→ What is required: Copy exactly the lines from the "Serialize everything readable" line to the end, both included, and nothing else.

→ Task inputs:
---+---

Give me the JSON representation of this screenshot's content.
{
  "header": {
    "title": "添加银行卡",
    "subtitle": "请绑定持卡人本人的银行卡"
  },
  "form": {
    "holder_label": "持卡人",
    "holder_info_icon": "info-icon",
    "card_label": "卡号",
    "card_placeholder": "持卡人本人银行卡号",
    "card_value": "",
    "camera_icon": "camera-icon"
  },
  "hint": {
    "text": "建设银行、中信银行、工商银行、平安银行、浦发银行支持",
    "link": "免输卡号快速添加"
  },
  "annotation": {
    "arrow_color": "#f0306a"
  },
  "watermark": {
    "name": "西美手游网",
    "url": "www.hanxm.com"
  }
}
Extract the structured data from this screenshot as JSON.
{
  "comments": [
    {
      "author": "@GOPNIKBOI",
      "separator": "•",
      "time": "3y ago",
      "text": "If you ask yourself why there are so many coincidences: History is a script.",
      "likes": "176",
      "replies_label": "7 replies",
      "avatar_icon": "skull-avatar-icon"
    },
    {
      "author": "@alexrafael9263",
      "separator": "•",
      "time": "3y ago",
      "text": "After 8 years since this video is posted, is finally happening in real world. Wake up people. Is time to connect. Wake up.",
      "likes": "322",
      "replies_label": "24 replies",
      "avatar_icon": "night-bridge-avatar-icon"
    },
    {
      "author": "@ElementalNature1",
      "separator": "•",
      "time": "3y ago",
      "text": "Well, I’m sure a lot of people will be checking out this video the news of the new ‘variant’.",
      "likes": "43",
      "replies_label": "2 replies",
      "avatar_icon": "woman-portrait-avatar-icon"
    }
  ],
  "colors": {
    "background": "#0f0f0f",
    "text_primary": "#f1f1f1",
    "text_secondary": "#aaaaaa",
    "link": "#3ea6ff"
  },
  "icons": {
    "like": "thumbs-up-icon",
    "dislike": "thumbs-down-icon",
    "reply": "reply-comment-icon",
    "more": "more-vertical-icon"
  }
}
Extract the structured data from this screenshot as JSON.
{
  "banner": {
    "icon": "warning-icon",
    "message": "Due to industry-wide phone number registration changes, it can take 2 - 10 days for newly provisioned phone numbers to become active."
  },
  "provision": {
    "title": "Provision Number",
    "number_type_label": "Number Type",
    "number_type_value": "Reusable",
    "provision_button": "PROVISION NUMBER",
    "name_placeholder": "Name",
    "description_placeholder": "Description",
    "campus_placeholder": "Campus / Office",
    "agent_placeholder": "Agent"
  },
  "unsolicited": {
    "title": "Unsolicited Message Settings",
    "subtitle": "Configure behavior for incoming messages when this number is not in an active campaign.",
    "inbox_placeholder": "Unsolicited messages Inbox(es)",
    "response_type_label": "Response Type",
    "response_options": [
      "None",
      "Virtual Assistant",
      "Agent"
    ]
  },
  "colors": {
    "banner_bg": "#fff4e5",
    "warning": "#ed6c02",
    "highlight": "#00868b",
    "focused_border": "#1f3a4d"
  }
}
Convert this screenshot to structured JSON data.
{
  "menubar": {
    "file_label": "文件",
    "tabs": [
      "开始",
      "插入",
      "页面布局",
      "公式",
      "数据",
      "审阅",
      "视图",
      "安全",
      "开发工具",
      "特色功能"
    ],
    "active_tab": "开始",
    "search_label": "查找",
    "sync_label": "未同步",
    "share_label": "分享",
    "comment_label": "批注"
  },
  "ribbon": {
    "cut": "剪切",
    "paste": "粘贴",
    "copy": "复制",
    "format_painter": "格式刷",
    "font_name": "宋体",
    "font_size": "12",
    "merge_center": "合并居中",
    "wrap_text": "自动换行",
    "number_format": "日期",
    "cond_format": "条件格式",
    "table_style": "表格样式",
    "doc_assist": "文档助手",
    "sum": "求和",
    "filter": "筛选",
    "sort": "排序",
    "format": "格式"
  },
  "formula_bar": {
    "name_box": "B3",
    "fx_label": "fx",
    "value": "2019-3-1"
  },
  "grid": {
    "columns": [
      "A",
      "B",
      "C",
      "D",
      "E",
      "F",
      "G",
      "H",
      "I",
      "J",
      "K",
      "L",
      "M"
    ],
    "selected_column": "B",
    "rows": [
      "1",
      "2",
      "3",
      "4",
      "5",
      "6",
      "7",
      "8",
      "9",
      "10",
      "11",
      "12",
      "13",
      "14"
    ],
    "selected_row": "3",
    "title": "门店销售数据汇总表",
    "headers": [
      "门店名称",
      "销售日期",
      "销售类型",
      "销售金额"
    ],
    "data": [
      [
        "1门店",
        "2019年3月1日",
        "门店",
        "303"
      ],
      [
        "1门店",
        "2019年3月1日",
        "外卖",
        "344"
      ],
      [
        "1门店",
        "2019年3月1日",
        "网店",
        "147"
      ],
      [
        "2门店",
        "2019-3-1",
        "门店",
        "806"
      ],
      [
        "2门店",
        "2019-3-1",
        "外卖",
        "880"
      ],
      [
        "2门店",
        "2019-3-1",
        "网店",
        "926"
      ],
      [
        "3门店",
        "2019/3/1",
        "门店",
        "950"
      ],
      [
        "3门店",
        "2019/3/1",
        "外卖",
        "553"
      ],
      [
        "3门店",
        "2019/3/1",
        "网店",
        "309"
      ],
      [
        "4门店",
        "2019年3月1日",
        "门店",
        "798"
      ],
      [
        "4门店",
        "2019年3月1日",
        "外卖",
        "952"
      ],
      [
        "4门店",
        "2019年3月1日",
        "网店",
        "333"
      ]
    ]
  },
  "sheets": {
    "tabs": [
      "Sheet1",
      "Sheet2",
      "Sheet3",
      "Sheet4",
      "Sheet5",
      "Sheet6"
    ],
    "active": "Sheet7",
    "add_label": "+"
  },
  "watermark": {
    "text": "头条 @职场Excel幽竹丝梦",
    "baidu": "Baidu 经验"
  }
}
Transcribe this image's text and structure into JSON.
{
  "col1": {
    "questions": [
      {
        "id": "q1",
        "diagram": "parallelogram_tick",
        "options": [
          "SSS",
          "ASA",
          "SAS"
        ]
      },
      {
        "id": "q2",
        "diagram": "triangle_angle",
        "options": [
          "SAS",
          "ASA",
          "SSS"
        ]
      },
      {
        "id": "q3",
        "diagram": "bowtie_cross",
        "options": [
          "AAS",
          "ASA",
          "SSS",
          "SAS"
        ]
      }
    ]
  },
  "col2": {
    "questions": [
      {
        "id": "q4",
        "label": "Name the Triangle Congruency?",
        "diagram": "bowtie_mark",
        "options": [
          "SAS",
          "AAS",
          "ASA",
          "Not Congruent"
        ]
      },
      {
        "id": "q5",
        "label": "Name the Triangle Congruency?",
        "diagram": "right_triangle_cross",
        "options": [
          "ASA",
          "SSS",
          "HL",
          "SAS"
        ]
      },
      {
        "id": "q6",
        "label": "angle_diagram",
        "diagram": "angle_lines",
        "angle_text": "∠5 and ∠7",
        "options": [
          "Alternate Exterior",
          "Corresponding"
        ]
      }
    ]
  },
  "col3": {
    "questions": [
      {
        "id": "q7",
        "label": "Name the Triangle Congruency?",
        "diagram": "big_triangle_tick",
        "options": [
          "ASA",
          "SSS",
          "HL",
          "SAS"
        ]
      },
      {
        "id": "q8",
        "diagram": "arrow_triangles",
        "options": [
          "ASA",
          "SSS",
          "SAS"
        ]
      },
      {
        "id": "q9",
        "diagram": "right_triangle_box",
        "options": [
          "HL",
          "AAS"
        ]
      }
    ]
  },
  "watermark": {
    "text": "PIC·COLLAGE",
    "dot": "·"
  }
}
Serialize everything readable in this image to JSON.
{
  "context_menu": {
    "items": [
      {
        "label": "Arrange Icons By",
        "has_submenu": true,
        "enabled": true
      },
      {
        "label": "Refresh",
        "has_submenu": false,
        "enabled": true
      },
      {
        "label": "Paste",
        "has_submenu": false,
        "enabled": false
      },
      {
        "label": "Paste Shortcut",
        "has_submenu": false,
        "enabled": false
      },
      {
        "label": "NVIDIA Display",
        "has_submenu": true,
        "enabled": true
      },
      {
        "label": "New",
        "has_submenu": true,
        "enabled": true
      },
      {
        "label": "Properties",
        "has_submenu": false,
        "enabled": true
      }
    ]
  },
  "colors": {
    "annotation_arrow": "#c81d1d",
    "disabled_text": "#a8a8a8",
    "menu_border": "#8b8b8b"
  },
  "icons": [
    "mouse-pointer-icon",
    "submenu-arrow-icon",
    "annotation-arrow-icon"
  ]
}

---+---

→ Written reply:
Serialize everything readable in this image to JSON.
{
  "context_menu": {
    "items": [
      {
        "label": "Arrange Icons By",
        "has_submenu": true,
        "enabled": true
      },
      {
        "label": "Refresh",
        "has_submenu": false,
        "enabled": true
      },
      {
        "label": "Paste",
        "has_submenu": false,
        "enabled": false
      },
      {
        "label": "Paste Shortcut",
        "has_submenu": false,
        "enabled": false
      },
      {
        "label": "NVIDIA Display",
        "has_submenu": true,
        "enabled": true
      },
      {
        "label": "New",
        "has_submenu": true,
        "enabled": true
      },
      {
        "label": "Properties",
        "has_submenu": false,
        "enabled": true
      }
    ]
  },
  "colors": {
    "annotation_arrow": "#c81d1d",
    "disabled_text": "#a8a8a8",
    "menu_border": "#8b8b8b"
  },
  "icons": [
    "mouse-pointer-icon",
    "submenu-arrow-icon",
    "annotation-arrow-icon"
  ]
}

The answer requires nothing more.